Copy out each line of the data holding "электронной".

--- Start ---

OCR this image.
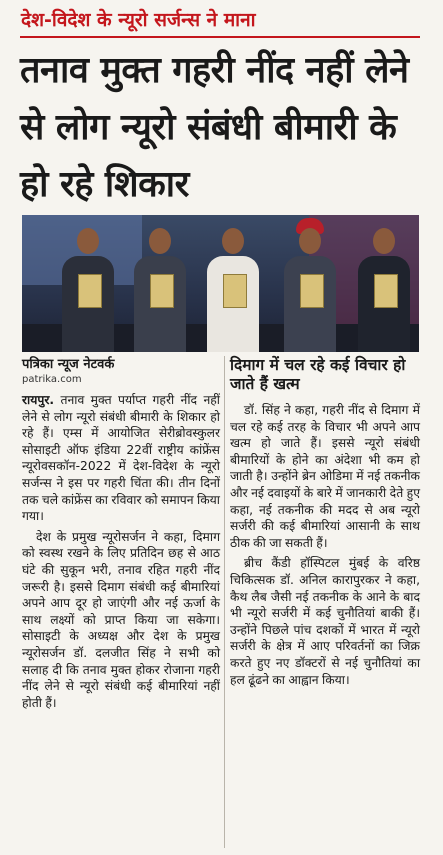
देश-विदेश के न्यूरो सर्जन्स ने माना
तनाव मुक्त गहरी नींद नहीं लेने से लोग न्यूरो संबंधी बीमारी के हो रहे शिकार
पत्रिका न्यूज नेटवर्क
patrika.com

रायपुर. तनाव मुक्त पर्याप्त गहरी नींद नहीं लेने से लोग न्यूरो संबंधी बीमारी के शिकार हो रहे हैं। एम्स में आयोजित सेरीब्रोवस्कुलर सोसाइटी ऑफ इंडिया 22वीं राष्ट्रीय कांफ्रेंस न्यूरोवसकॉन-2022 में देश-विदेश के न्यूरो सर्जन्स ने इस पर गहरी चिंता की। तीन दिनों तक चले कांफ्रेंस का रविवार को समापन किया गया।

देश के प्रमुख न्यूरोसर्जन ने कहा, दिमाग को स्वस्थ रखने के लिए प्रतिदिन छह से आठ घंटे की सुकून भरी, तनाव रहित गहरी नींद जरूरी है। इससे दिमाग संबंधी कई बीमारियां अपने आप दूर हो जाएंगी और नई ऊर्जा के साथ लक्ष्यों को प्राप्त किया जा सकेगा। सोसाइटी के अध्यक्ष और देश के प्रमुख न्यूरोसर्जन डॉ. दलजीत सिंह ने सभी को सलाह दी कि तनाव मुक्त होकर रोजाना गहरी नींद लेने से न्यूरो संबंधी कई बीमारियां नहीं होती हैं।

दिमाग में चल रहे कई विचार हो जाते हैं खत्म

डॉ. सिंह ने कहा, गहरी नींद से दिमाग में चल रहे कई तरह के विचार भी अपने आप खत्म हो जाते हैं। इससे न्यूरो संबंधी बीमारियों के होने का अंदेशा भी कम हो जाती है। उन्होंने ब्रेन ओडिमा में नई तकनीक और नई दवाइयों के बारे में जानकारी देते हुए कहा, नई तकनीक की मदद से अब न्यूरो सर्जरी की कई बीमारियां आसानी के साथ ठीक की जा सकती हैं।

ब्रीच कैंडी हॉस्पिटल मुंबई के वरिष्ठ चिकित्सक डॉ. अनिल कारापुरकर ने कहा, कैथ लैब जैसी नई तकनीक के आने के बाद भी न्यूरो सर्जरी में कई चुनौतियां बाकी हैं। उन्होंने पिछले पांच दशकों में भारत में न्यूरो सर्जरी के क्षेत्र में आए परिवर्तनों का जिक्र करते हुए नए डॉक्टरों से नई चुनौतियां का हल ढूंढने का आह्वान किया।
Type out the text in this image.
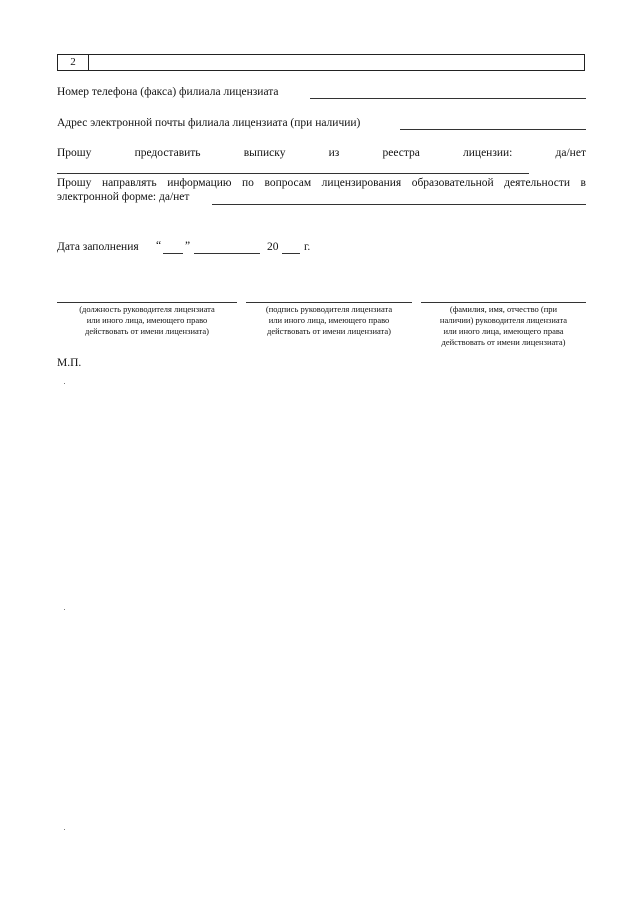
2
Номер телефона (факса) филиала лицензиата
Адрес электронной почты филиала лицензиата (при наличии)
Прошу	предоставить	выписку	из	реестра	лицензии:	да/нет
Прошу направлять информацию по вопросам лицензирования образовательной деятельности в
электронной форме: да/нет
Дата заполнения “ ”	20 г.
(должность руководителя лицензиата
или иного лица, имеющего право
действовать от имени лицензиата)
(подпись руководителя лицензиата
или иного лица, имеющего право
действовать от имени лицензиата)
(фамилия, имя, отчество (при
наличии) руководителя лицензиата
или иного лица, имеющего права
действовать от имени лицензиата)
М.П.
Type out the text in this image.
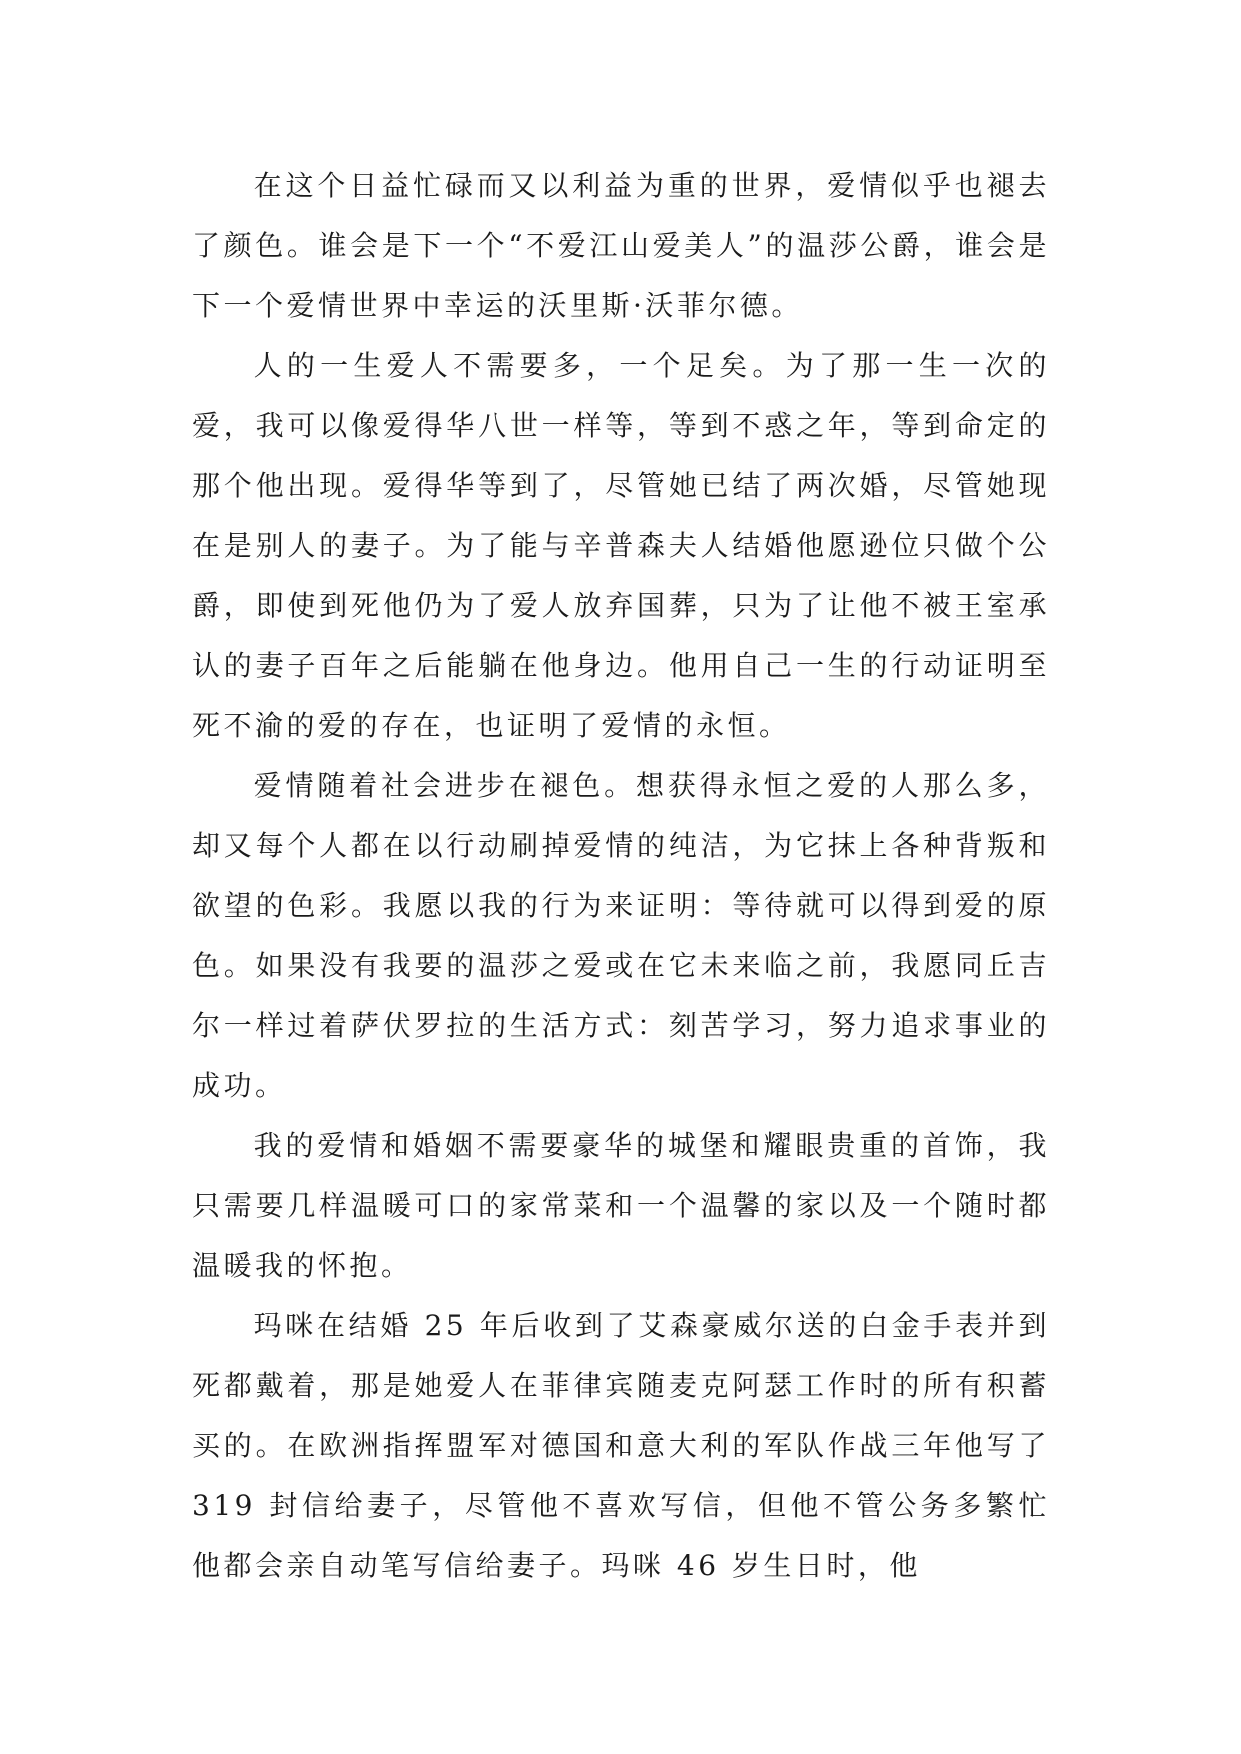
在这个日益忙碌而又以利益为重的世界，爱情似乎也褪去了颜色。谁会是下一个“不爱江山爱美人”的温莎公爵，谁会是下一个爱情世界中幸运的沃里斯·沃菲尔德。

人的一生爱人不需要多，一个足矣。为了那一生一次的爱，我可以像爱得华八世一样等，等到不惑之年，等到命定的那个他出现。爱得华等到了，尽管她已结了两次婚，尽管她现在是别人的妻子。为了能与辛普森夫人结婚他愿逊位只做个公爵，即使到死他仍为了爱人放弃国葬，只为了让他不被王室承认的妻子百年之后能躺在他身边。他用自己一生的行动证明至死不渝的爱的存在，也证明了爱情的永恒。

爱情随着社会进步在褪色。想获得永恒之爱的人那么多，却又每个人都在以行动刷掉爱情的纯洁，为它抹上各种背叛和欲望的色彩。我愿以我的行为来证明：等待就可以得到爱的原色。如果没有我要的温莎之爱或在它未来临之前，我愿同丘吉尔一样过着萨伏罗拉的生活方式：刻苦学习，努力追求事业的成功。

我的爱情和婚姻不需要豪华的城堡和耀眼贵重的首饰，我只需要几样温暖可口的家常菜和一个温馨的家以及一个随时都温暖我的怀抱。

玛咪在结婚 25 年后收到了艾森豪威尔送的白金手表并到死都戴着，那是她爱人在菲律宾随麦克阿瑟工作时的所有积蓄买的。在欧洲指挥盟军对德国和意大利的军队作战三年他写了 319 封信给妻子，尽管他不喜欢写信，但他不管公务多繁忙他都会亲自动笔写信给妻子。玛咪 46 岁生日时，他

--- End ---

= EXERCISE RESULT =
Адрес электронной почты филиала лицензиата (при наличии)
электронной форме: да/нет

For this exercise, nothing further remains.